▼

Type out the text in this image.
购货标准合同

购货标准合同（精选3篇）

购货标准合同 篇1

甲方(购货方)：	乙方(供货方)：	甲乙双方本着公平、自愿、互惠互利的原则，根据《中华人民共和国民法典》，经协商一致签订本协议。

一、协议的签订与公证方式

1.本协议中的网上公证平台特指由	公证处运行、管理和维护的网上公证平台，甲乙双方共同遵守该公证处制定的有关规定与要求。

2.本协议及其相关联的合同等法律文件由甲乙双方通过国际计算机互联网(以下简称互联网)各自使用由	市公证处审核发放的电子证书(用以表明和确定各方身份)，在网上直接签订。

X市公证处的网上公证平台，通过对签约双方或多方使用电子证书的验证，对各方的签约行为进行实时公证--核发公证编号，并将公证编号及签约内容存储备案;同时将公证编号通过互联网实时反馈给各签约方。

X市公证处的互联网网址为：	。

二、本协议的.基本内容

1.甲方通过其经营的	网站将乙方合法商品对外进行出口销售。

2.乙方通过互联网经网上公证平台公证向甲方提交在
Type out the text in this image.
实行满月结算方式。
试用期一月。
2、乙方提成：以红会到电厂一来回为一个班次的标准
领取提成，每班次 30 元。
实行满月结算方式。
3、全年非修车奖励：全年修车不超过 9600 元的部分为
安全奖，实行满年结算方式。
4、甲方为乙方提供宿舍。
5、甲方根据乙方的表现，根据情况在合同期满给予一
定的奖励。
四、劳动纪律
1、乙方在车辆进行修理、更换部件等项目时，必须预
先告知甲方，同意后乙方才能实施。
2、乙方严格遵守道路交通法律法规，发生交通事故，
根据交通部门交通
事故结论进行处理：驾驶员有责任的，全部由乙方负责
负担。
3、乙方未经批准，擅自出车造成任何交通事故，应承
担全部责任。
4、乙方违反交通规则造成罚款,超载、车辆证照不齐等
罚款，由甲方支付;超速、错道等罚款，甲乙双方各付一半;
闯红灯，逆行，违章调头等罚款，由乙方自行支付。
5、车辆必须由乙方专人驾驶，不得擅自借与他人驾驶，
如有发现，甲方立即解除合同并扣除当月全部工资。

▲

* _Short problem_
Write out each line of the data above again, exactly as given.

* _Correct output_
Type out the text in this image.
购货标准合同

购货标准合同（精选3篇）

购货标准合同 篇1

甲方(购货方)：	乙方(供货方)：	甲乙双方本着公平、自愿、互惠互利的原则，根据《中华人民共和国民法典》，经协商一致签订本协议。

一、协议的签订与公证方式

1.本协议中的网上公证平台特指由	公证处运行、管理和维护的网上公证平台，甲乙双方共同遵守该公证处制定的有关规定与要求。

2.本协议及其相关联的合同等法律文件由甲乙双方通过国际计算机互联网(以下简称互联网)各自使用由	市公证处审核发放的电子证书(用以表明和确定各方身份)，在网上直接签订。

X市公证处的网上公证平台，通过对签约双方或多方使用电子证书的验证，对各方的签约行为进行实时公证--核发公证编号，并将公证编号及签约内容存储备案;同时将公证编号通过互联网实时反馈给各签约方。

X市公证处的互联网网址为：	。

二、本协议的.基本内容

1.甲方通过其经营的	网站将乙方合法商品对外进行出口销售。

2.乙方通过互联网经网上公证平台公证向甲方提交在
Type out the text in this image.
实行满月结算方式。
试用期一月。
2、乙方提成：以红会到电厂一来回为一个班次的标准
领取提成，每班次 30 元。
实行满月结算方式。
3、全年非修车奖励：全年修车不超过 9600 元的部分为
安全奖，实行满年结算方式。
4、甲方为乙方提供宿舍。
5、甲方根据乙方的表现，根据情况在合同期满给予一
定的奖励。
四、劳动纪律
1、乙方在车辆进行修理、更换部件等项目时，必须预
先告知甲方，同意后乙方才能实施。
2、乙方严格遵守道路交通法律法规，发生交通事故，
根据交通部门交通
事故结论进行处理：驾驶员有责任的，全部由乙方负责
负担。
3、乙方未经批准，擅自出车造成任何交通事故，应承
担全部责任。
4、乙方违反交通规则造成罚款,超载、车辆证照不齐等
罚款，由甲方支付;超速、错道等罚款，甲乙双方各付一半;
闯红灯，逆行，违章调头等罚款，由乙方自行支付。
5、车辆必须由乙方专人驾驶，不得擅自借与他人驾驶，
如有发现，甲方立即解除合同并扣除当月全部工资。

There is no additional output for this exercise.